Available records:
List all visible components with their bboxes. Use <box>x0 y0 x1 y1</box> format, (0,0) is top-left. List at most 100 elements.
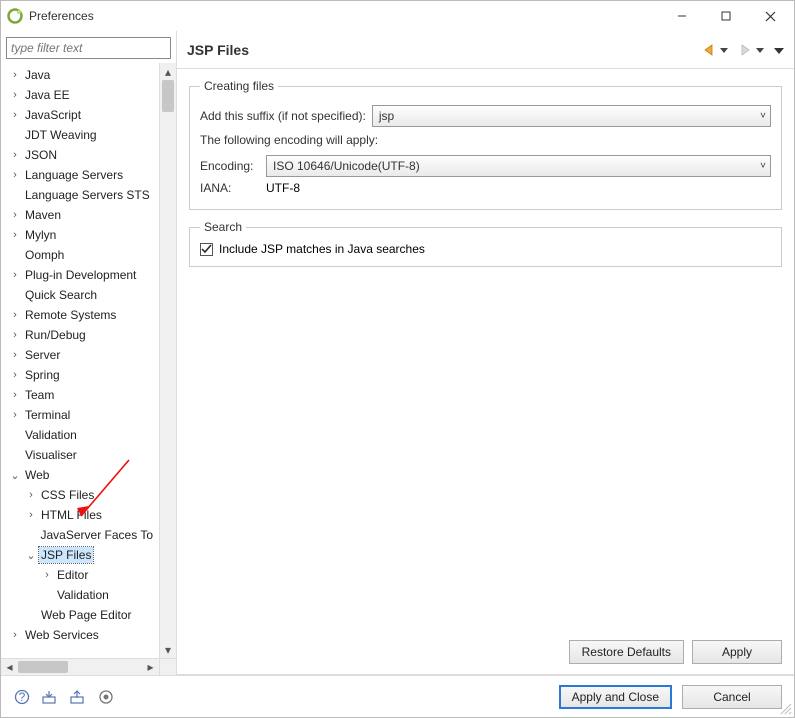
vertical-scrollbar[interactable]: ▴ ▾ <box>159 63 176 658</box>
tree-item[interactable]: Quick Search <box>1 285 159 305</box>
tree-item-label: Web Services <box>23 627 101 643</box>
encoding-select[interactable]: ISO 10646/Unicode(UTF-8) ˅ <box>266 155 771 177</box>
tree-item-label: Java EE <box>23 87 72 103</box>
filter-input[interactable] <box>6 37 171 59</box>
tree-item[interactable]: Validation <box>1 425 159 445</box>
restore-defaults-button[interactable]: Restore Defaults <box>569 640 684 664</box>
expanded-icon[interactable]: ⌄ <box>7 469 23 482</box>
tree-item[interactable]: ›Terminal <box>1 405 159 425</box>
tree-item[interactable]: JDT Weaving <box>1 125 159 145</box>
tree-item[interactable]: ›Editor <box>1 565 159 585</box>
encoding-value: ISO 10646/Unicode(UTF-8) <box>273 159 420 173</box>
tree-item[interactable]: ›JavaScript <box>1 105 159 125</box>
encoding-note: The following encoding will apply: <box>200 133 771 147</box>
collapsed-icon[interactable]: › <box>23 509 39 521</box>
maximize-button[interactable] <box>704 2 748 30</box>
iana-value: UTF-8 <box>266 181 300 195</box>
chevron-down-icon: ˅ <box>760 161 766 172</box>
tree-item[interactable]: ⌄Web <box>1 465 159 485</box>
tree-item-label: JavaScript <box>23 107 83 123</box>
tree-item-label: Maven <box>23 207 63 223</box>
collapsed-icon[interactable]: › <box>7 329 23 341</box>
collapsed-icon[interactable]: › <box>23 489 39 501</box>
tree-item[interactable]: ›Plug-in Development <box>1 265 159 285</box>
cancel-button[interactable]: Cancel <box>682 685 782 709</box>
tree-item[interactable]: ›Language Servers <box>1 165 159 185</box>
help-icon[interactable]: ? <box>13 688 31 706</box>
pref-tree[interactable]: ›Java›Java EE›JavaScriptJDT Weaving›JSON… <box>1 63 159 645</box>
collapsed-icon[interactable]: › <box>7 389 23 401</box>
creating-files-group: Creating files Add this suffix (if not s… <box>189 79 782 210</box>
collapsed-icon[interactable]: › <box>7 89 23 101</box>
suffix-select[interactable]: jsp ˅ <box>372 105 771 127</box>
export-prefs-icon[interactable] <box>69 688 87 706</box>
tree-item[interactable]: JavaServer Faces To <box>1 525 159 545</box>
app-icon <box>7 8 23 24</box>
tree-item[interactable]: ⌄JSP Files <box>1 545 159 565</box>
minimize-button[interactable] <box>660 2 704 30</box>
tree-item[interactable]: Web Page Editor <box>1 605 159 625</box>
resize-grip[interactable] <box>778 701 792 715</box>
tree-item-label: Mylyn <box>23 227 58 243</box>
tree-item[interactable]: Oomph <box>1 245 159 265</box>
tree-item[interactable]: ›Run/Debug <box>1 325 159 345</box>
tree-item[interactable]: ›Web Services <box>1 625 159 645</box>
tree-item[interactable]: ›Maven <box>1 205 159 225</box>
scroll-corner <box>159 658 176 675</box>
search-group: Search Include JSP matches in Java searc… <box>189 220 782 267</box>
sidebar: ›Java›Java EE›JavaScriptJDT Weaving›JSON… <box>1 31 176 675</box>
import-prefs-icon[interactable] <box>41 688 59 706</box>
collapsed-icon[interactable]: › <box>7 269 23 281</box>
tree-item[interactable]: ›Server <box>1 345 159 365</box>
tree-item[interactable]: ›JSON <box>1 145 159 165</box>
collapsed-icon[interactable]: › <box>7 229 23 241</box>
collapsed-icon[interactable]: › <box>7 149 23 161</box>
tree-item[interactable]: ›Remote Systems <box>1 305 159 325</box>
tree-item-label: JSON <box>23 147 59 163</box>
tree-item-label: Web Page Editor <box>39 607 134 623</box>
tree-item[interactable]: Language Servers STS <box>1 185 159 205</box>
tree-item-label: CSS Files <box>39 487 96 503</box>
tree-item[interactable]: ›Java <box>1 65 159 85</box>
tree-item[interactable]: ›Mylyn <box>1 225 159 245</box>
encoding-label: Encoding: <box>200 159 260 173</box>
tree-item-label: Validation <box>23 427 79 443</box>
svg-text:?: ? <box>19 690 26 704</box>
filter-box <box>6 37 171 59</box>
collapsed-icon[interactable]: › <box>7 349 23 361</box>
back-menu-button[interactable] <box>720 43 728 57</box>
tree-item[interactable]: Visualiser <box>1 445 159 465</box>
collapsed-icon[interactable]: › <box>7 69 23 81</box>
tree-item[interactable]: ›Team <box>1 385 159 405</box>
tree-item[interactable]: ›Java EE <box>1 85 159 105</box>
expanded-icon[interactable]: ⌄ <box>23 549 39 562</box>
tree-item[interactable]: ›CSS Files <box>1 485 159 505</box>
tree-item-label: JSP Files <box>39 547 93 563</box>
tree-item-label: Spring <box>23 367 62 383</box>
back-button[interactable] <box>702 43 718 57</box>
tree-item[interactable]: ›Spring <box>1 365 159 385</box>
forward-button[interactable] <box>738 43 754 57</box>
chevron-down-icon: ˅ <box>760 111 766 122</box>
collapsed-icon[interactable]: › <box>7 409 23 421</box>
view-menu-button[interactable] <box>774 43 784 57</box>
horizontal-scrollbar[interactable]: ◂ ▸ <box>1 658 159 675</box>
tree-item-label: Validation <box>55 587 111 603</box>
collapsed-icon[interactable]: › <box>7 629 23 641</box>
collapsed-icon[interactable]: › <box>7 109 23 121</box>
tree-item-label: Plug-in Development <box>23 267 138 283</box>
apply-and-close-button[interactable]: Apply and Close <box>559 685 672 709</box>
collapsed-icon[interactable]: › <box>7 369 23 381</box>
tree-item[interactable]: ›HTML Files <box>1 505 159 525</box>
apply-button[interactable]: Apply <box>692 640 782 664</box>
record-icon[interactable] <box>97 688 115 706</box>
window-title: Preferences <box>29 9 660 23</box>
collapsed-icon[interactable]: › <box>39 569 55 581</box>
tree-item[interactable]: Validation <box>1 585 159 605</box>
forward-menu-button[interactable] <box>756 43 764 57</box>
include-jsp-checkbox[interactable] <box>200 243 213 256</box>
collapsed-icon[interactable]: › <box>7 309 23 321</box>
collapsed-icon[interactable]: › <box>7 169 23 181</box>
collapsed-icon[interactable]: › <box>7 209 23 221</box>
close-button[interactable] <box>748 2 792 30</box>
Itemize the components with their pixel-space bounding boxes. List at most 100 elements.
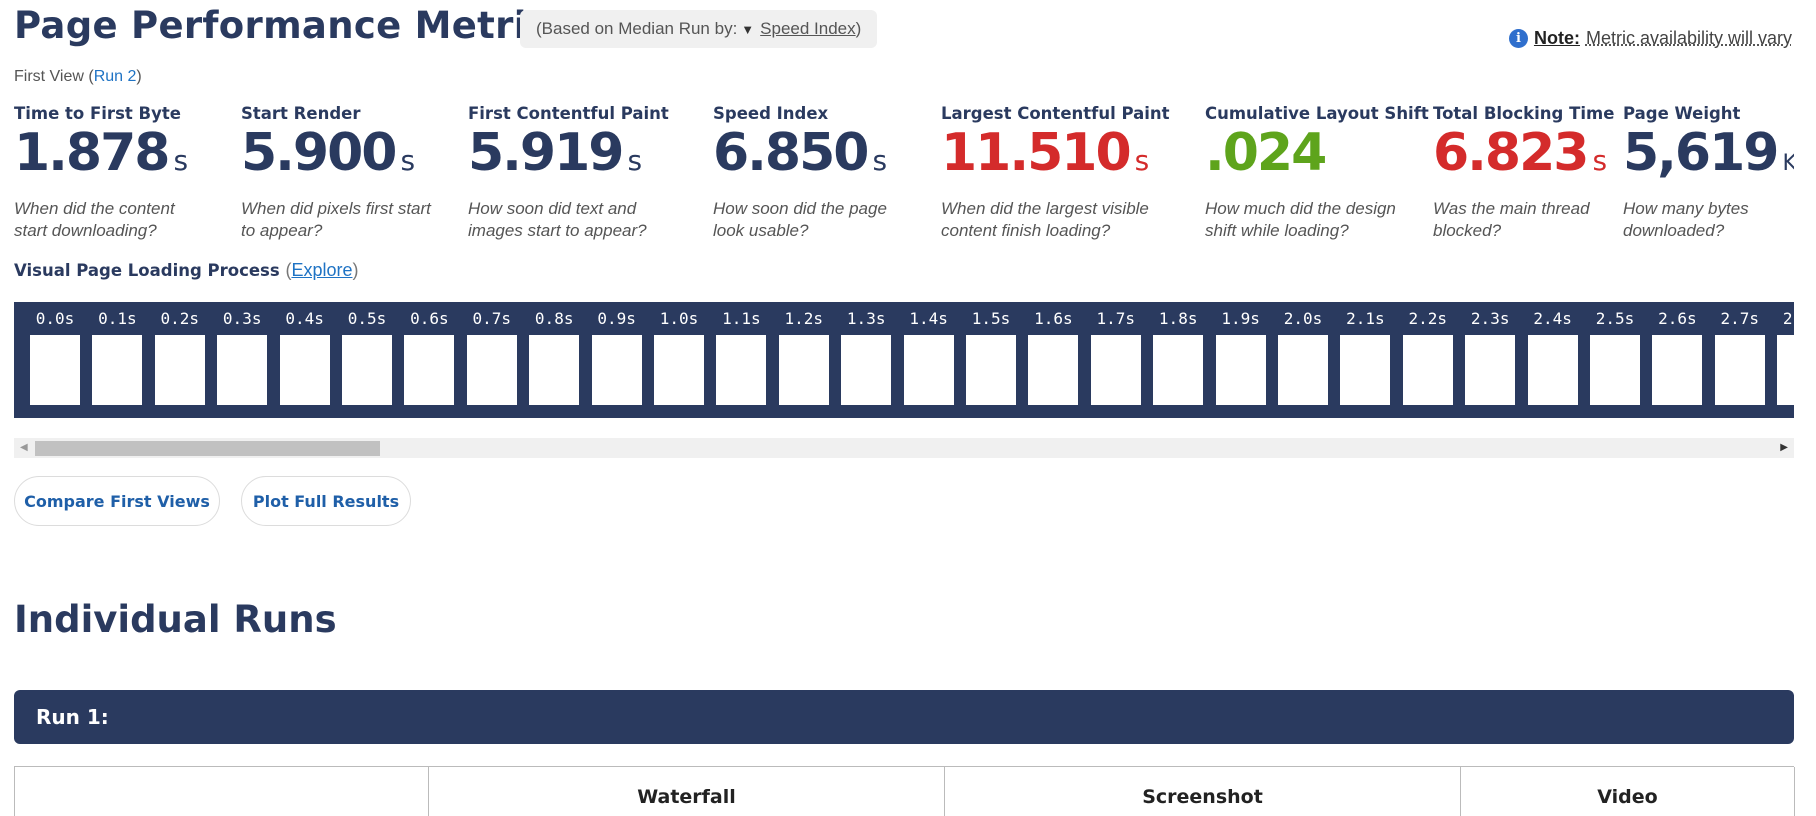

Problem to solve: Reproduce all of the material above, substituting "folded-icon" for every "collapsed-icon" and keeping everything else unchanged. Leave the pictures out.

The solution:
List all visible components with their bboxes. Use <box>x0 y0 x1 y1</box> format, (0,0) is top-left. List at most 100 elements.
vertical-scrollbar[interactable]: ▴ ▾ <box>159 63 176 658</box>
tree-item[interactable]: Quick Search <box>1 285 159 305</box>
tree-item-label: Web Services <box>23 627 101 643</box>
encoding-select[interactable]: ISO 10646/Unicode(UTF-8) ˅ <box>266 155 771 177</box>
tree-item-label: Java EE <box>23 87 72 103</box>
filter-input[interactable] <box>6 37 171 59</box>
tree-item[interactable]: Validation <box>1 425 159 445</box>
restore-defaults-button[interactable]: Restore Defaults <box>569 640 684 664</box>
expanded-icon[interactable]: ⌄ <box>7 469 23 482</box>
tree-item[interactable]: ›Terminal <box>1 405 159 425</box>
tree-item[interactable]: JDT Weaving <box>1 125 159 145</box>
tree-item[interactable]: ›Editor <box>1 565 159 585</box>
encoding-value: ISO 10646/Unicode(UTF-8) <box>273 159 420 173</box>
tree-item[interactable]: ›JavaScript <box>1 105 159 125</box>
encoding-note: The following encoding will apply: <box>200 133 771 147</box>
folded-icon[interactable]: › <box>23 509 39 521</box>
maximize-button[interactable] <box>704 2 748 30</box>
iana-value: UTF-8 <box>266 181 300 195</box>
chevron-down-icon: ˅ <box>760 161 766 172</box>
tree-item[interactable]: ⌄Web <box>1 465 159 485</box>
tree-item-label: JavaScript <box>23 107 83 123</box>
tree-item-label: Maven <box>23 207 63 223</box>
folded-icon[interactable]: › <box>7 329 23 341</box>
folded-icon[interactable]: › <box>23 489 39 501</box>
tree-item[interactable]: ›Plug-in Development <box>1 265 159 285</box>
cancel-button[interactable]: Cancel <box>682 685 782 709</box>
tree-item[interactable]: ›Language Servers <box>1 165 159 185</box>
help-icon[interactable]: ? <box>13 688 31 706</box>
pref-tree[interactable]: ›Java›Java EE›JavaScriptJDT Weaving›JSON… <box>1 63 159 645</box>
folded-icon[interactable]: › <box>7 389 23 401</box>
creating-files-group: Creating files Add this suffix (if not s… <box>189 79 782 210</box>
folded-icon[interactable]: › <box>7 89 23 101</box>
suffix-select[interactable]: jsp ˅ <box>372 105 771 127</box>
export-prefs-icon[interactable] <box>69 688 87 706</box>
tree-item[interactable]: JavaServer Faces To <box>1 525 159 545</box>
app-icon <box>7 8 23 24</box>
tree-item[interactable]: ⌄JSP Files <box>1 545 159 565</box>
minimize-button[interactable] <box>660 2 704 30</box>
tree-item[interactable]: Web Page Editor <box>1 605 159 625</box>
resize-grip[interactable] <box>778 701 792 715</box>
tree-item-label: Mylyn <box>23 227 58 243</box>
tree-item[interactable]: Oomph <box>1 245 159 265</box>
tree-item[interactable]: ›Run/Debug <box>1 325 159 345</box>
tree-item[interactable]: ›Web Services <box>1 625 159 645</box>
tree-item[interactable]: ›Maven <box>1 205 159 225</box>
scroll-corner <box>159 658 176 675</box>
search-group: Search Include JSP matches in Java searc… <box>189 220 782 267</box>
sidebar: ›Java›Java EE›JavaScriptJDT Weaving›JSON… <box>1 31 176 675</box>
import-prefs-icon[interactable] <box>41 688 59 706</box>
folded-icon[interactable]: › <box>7 269 23 281</box>
tree-item[interactable]: ›Server <box>1 345 159 365</box>
tree-item[interactable]: ›JSON <box>1 145 159 165</box>
folded-icon[interactable]: › <box>7 229 23 241</box>
folded-icon[interactable]: › <box>7 149 23 161</box>
tree-item[interactable]: ›Remote Systems <box>1 305 159 325</box>
tree-item-label: JSON <box>23 147 59 163</box>
tree-item-label: Web Page Editor <box>39 607 134 623</box>
tree-item[interactable]: Language Servers STS <box>1 185 159 205</box>
tree-item-label: CSS Files <box>39 487 96 503</box>
tree-item[interactable]: ›Java <box>1 65 159 85</box>
tree-item[interactable]: ›Mylyn <box>1 225 159 245</box>
encoding-label: Encoding: <box>200 159 260 173</box>
tree-item-label: Validation <box>23 427 79 443</box>
svg-text:?: ? <box>19 690 26 704</box>
filter-box <box>6 37 171 59</box>
folded-icon[interactable]: › <box>7 349 23 361</box>
back-menu-button[interactable] <box>720 43 728 57</box>
tree-item[interactable]: Visualiser <box>1 445 159 465</box>
folded-icon[interactable]: › <box>7 69 23 81</box>
tree-item[interactable]: ›Team <box>1 385 159 405</box>
tree-item[interactable]: ›Java EE <box>1 85 159 105</box>
expanded-icon[interactable]: ⌄ <box>23 549 39 562</box>
tree-item[interactable]: ›CSS Files <box>1 485 159 505</box>
tree-item-label: JSP Files <box>39 547 93 563</box>
tree-item-label: Spring <box>23 367 62 383</box>
back-button[interactable] <box>702 43 718 57</box>
tree-item[interactable]: ›Spring <box>1 365 159 385</box>
forward-button[interactable] <box>738 43 754 57</box>
chevron-down-icon: ˅ <box>760 111 766 122</box>
folded-icon[interactable]: › <box>7 409 23 421</box>
view-menu-button[interactable] <box>774 43 784 57</box>
horizontal-scrollbar[interactable]: ◂ ▸ <box>1 658 159 675</box>
tree-item-label: Validation <box>55 587 111 603</box>
folded-icon[interactable]: › <box>7 629 23 641</box>
folded-icon[interactable]: › <box>7 109 23 121</box>
tree-item-label: Plug-in Development <box>23 267 138 283</box>
apply-and-close-button[interactable]: Apply and Close <box>559 685 672 709</box>
folded-icon[interactable]: › <box>7 369 23 381</box>
tree-item[interactable]: ›HTML Files <box>1 505 159 525</box>
apply-button[interactable]: Apply <box>692 640 782 664</box>
record-icon[interactable] <box>97 688 115 706</box>
window-title: Preferences <box>29 9 660 23</box>
folded-icon[interactable]: › <box>39 569 55 581</box>
tree-item[interactable]: Validation <box>1 585 159 605</box>
forward-menu-button[interactable] <box>756 43 764 57</box>
include-jsp-checkbox[interactable] <box>200 243 213 256</box>
folded-icon[interactable]: › <box>7 309 23 321</box>
folded-icon[interactable]: › <box>7 169 23 181</box>
folded-icon[interactable]: › <box>7 209 23 221</box>
close-button[interactable] <box>748 2 792 30</box>
Itemize the components with their pixel-space bounding boxes. List at most 100 elements.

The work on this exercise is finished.